В его основе лежала склонность немцев к метафизике, к поиску чего-то, что лежит за пределами реального, ощутимого. Ницше (и не он один) считал, что это свойство немецкой души, которое противостоит всему «плоскому», романскому, то есть, прежде всего, французскому. Что-то пугающее было в том, что «золотой век немецкого кино» был в буквальном смысле рожден войной, которую Ницше называл еще в 1870-х необходимым источником витального преобразования, очистительной грозой, которая освобождает человека от всего мелкобуржуазного, материалистического, слишком привязанного к земному, далекого от метафизических открытий («война, только война способна возбуждать народы»).

Между прочим, период с 1917 по 1925 стал исключительным  в истории немецкого кино за 100 лет, когда оно диктовало мировую моду. Экспрессионизм – единственный стиль в кино, который был и остается специфически немецким и дожил в этом качестве до наших дней (как это видно, например, по фильмам канадского режиссера Гая Мэддина).

После 1933 года немецкое кино было полностью подчинено государственному и партийному контролю нацистов, что, конечно, не способствовало его свободному росту. Лучшие люди кино эмигрировали в Америку и обогатили своим опытом Голливуд, который воспользовался воспоминаниями об экспрессионистской эстетике во время и после следующей войны – в жанре «фильма нуар». Конечно, было как-то неприятно, что и здесь связка между «немецким» в кино и войной была слишком плотной – во всех смыслах.
- - -
• _Краткое задание_:
Воспроизведите фрагмент о немецком кино, начиная со слов «После 1933 года» и заканчивая словами «во всех смыслах.» включительно, заменив «нацистов» на «властей».

• _Представленные строки_:
- - -
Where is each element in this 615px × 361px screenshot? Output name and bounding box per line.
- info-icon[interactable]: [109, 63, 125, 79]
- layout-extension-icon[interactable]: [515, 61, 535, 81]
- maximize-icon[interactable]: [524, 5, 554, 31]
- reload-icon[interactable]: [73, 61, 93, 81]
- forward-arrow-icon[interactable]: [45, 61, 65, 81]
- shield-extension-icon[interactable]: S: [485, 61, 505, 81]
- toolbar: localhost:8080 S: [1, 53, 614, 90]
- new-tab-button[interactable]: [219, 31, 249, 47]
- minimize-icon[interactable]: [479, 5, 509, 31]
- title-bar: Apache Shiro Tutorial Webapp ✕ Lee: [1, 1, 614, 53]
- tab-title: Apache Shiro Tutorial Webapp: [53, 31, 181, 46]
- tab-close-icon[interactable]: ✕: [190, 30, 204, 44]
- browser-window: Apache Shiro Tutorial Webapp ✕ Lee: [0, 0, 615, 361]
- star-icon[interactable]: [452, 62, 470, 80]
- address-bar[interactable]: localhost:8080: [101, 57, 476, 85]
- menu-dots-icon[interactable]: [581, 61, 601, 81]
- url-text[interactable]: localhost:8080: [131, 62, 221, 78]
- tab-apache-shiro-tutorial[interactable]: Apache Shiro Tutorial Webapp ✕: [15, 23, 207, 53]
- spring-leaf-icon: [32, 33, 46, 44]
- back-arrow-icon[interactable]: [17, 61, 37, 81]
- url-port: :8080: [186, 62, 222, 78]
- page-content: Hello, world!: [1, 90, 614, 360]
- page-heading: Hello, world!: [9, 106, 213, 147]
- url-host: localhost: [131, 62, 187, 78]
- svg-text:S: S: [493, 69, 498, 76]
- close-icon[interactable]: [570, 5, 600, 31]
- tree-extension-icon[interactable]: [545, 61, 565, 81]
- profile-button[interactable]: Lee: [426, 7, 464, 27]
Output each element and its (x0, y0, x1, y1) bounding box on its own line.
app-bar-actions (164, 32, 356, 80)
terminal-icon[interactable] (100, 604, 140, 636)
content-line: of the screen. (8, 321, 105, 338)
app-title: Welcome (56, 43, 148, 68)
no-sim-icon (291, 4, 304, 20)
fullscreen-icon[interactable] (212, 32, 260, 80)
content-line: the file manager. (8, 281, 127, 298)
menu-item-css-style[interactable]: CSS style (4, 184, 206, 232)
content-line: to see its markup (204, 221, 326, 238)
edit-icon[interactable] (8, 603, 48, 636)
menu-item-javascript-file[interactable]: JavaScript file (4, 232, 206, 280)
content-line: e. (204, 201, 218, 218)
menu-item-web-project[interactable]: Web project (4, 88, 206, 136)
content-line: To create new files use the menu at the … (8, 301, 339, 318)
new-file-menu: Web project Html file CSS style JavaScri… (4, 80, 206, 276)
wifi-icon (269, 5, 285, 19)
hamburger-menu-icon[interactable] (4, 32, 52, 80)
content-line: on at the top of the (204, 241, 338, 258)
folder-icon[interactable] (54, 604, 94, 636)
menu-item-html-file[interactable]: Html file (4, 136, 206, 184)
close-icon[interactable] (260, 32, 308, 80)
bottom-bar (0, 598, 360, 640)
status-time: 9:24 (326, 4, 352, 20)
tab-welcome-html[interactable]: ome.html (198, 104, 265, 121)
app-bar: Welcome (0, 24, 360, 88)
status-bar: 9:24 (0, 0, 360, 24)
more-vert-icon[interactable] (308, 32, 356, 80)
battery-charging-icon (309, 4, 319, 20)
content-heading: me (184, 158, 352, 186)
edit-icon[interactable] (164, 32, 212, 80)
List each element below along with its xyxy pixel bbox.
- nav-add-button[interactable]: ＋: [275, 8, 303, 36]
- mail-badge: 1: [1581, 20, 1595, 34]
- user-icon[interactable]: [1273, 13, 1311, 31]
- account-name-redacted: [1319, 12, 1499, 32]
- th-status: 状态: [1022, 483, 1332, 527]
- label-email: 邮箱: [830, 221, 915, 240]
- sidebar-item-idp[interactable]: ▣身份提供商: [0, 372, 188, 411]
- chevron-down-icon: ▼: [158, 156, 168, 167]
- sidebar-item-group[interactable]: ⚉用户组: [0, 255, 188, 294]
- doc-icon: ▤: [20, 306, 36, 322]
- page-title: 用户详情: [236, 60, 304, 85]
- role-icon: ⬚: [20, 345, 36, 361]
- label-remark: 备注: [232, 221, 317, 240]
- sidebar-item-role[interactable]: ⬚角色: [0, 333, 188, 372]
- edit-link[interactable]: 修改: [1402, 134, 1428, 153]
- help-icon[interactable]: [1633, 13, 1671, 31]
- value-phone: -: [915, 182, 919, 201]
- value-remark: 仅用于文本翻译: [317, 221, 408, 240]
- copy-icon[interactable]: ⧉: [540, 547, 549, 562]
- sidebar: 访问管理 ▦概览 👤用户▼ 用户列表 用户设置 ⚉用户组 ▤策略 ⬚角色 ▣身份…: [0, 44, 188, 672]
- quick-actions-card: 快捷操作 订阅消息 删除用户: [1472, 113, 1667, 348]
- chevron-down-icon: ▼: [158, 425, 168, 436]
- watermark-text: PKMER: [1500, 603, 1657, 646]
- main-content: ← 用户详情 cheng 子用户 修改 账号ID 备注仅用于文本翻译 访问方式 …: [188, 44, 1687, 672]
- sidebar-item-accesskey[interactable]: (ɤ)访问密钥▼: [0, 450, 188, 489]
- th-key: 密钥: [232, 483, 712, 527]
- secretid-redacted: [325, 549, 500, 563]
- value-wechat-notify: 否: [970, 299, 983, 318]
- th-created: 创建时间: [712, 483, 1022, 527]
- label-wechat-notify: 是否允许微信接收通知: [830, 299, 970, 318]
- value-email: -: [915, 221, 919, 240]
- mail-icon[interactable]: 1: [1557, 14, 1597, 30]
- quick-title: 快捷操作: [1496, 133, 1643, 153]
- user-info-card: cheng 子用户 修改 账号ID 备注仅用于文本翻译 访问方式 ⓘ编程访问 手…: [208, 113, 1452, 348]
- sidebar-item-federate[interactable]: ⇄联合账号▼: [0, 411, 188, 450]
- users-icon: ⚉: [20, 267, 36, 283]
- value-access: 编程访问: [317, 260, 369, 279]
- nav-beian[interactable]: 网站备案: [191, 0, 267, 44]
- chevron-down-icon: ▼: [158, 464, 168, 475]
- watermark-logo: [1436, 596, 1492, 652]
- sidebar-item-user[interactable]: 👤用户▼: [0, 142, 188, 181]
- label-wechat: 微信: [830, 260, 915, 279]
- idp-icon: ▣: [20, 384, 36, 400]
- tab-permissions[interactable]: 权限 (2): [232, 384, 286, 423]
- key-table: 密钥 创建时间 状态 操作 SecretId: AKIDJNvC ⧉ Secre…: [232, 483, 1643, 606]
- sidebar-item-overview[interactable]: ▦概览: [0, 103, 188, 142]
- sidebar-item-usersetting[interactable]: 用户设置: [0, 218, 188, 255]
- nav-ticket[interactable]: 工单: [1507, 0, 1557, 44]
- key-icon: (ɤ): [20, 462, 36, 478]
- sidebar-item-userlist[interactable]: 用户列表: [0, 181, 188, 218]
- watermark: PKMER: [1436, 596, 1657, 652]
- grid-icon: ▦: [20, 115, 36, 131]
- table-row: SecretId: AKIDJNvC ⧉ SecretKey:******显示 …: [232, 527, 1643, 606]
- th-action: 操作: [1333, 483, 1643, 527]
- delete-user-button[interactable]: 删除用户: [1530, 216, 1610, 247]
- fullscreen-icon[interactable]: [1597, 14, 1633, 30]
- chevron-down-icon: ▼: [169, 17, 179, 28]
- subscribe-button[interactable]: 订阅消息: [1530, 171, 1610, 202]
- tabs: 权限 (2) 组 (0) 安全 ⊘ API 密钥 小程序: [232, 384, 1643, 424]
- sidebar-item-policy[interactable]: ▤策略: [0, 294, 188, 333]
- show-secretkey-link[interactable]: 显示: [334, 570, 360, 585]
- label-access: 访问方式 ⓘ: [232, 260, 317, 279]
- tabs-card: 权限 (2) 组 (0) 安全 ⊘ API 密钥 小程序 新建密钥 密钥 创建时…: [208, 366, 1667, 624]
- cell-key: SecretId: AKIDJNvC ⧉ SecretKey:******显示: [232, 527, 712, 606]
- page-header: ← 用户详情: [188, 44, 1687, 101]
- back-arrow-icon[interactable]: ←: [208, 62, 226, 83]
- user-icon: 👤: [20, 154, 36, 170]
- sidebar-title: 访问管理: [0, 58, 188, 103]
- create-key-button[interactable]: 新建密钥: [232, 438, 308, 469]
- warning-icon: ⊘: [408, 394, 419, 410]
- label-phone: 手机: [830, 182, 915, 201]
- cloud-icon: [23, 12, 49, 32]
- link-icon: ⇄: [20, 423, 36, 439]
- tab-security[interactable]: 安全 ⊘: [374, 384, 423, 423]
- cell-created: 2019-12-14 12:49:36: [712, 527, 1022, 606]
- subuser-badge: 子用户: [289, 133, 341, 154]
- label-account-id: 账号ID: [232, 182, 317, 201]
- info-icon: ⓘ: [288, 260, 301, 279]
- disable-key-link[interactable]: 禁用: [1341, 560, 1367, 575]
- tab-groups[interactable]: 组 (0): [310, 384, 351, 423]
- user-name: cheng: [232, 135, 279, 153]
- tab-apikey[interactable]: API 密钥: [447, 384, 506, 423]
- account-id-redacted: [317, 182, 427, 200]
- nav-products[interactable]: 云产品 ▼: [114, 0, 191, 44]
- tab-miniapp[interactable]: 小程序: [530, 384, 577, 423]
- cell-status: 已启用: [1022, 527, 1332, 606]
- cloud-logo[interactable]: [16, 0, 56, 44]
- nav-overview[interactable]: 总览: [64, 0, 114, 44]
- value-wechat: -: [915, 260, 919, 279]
- - -
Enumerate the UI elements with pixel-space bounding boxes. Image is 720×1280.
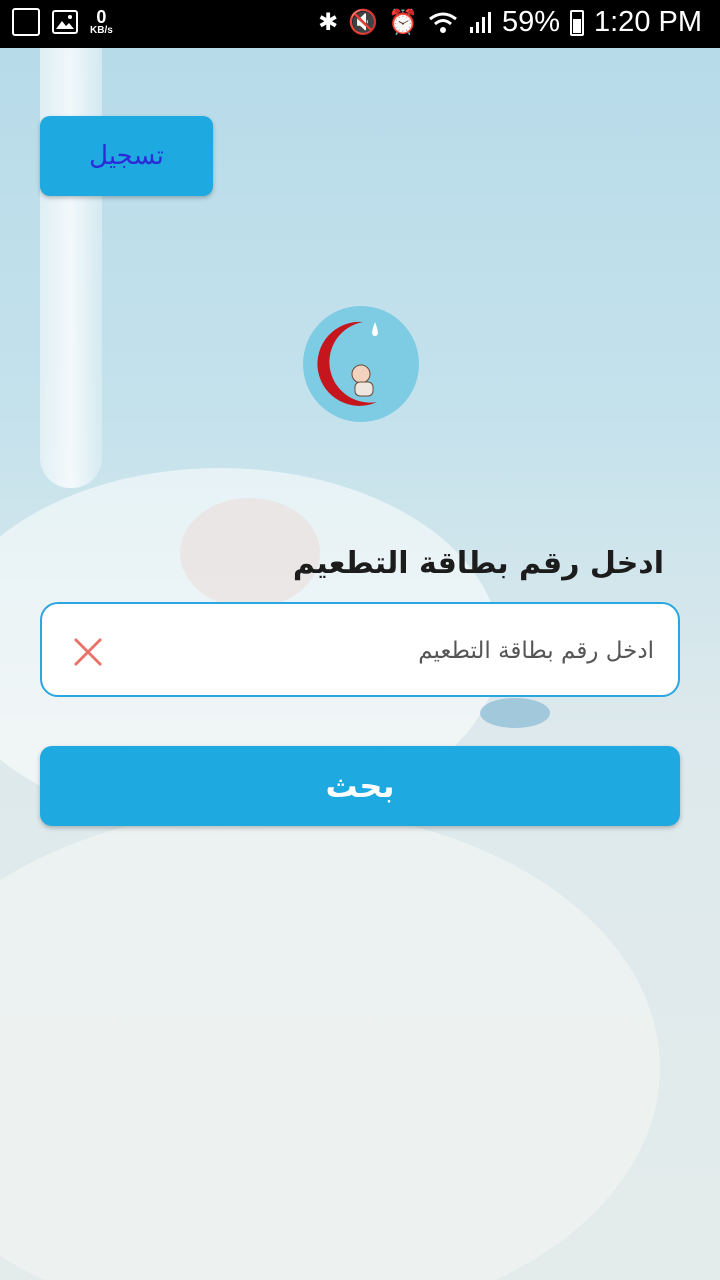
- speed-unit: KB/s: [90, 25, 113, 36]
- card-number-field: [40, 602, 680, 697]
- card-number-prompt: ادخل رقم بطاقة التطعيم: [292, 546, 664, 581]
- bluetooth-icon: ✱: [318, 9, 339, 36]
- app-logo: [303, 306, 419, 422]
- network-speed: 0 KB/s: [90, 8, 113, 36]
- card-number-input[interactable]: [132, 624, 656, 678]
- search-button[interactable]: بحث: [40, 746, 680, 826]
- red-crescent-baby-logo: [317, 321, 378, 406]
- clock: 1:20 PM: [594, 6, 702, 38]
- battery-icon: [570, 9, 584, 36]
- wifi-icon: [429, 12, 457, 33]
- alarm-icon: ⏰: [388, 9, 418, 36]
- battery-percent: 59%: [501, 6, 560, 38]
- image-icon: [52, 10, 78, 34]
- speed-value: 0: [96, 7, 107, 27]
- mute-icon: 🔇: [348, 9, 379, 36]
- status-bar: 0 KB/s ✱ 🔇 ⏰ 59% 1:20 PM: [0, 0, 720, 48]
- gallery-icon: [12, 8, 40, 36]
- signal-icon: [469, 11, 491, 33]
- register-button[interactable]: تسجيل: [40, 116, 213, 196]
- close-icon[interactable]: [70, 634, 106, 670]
- - -
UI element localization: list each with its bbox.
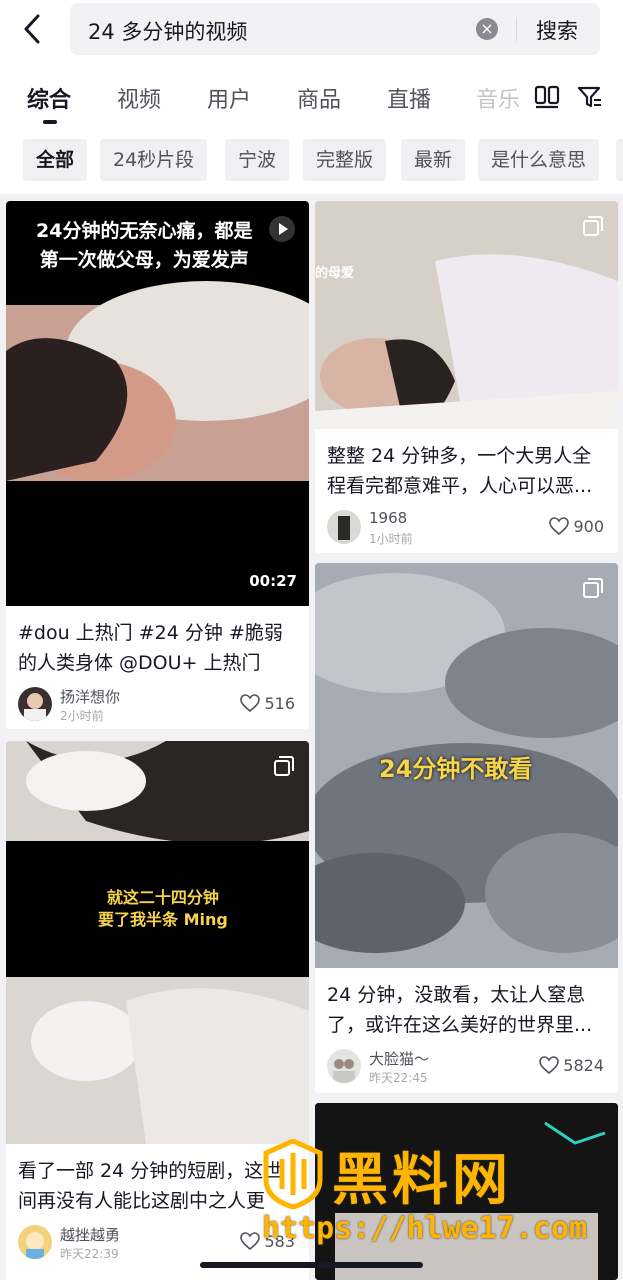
- - -
• _Результат выполнения_:
После 1933 года немецкое кино было полностью подчинено государственному и партийному контролю властей, что, конечно, не способствовало его свободному росту. Лучшие люди кино эмигрировали в Америку и обогатили своим опытом Голливуд, который воспользовался воспоминаниями об экспрессионистской эстетике во время и после следующей войны – в жанре «фильма нуар». Конечно, было как-то неприятно, что и здесь связка между «немецким» в кино и войной была слишком плотной – во всех смыслах.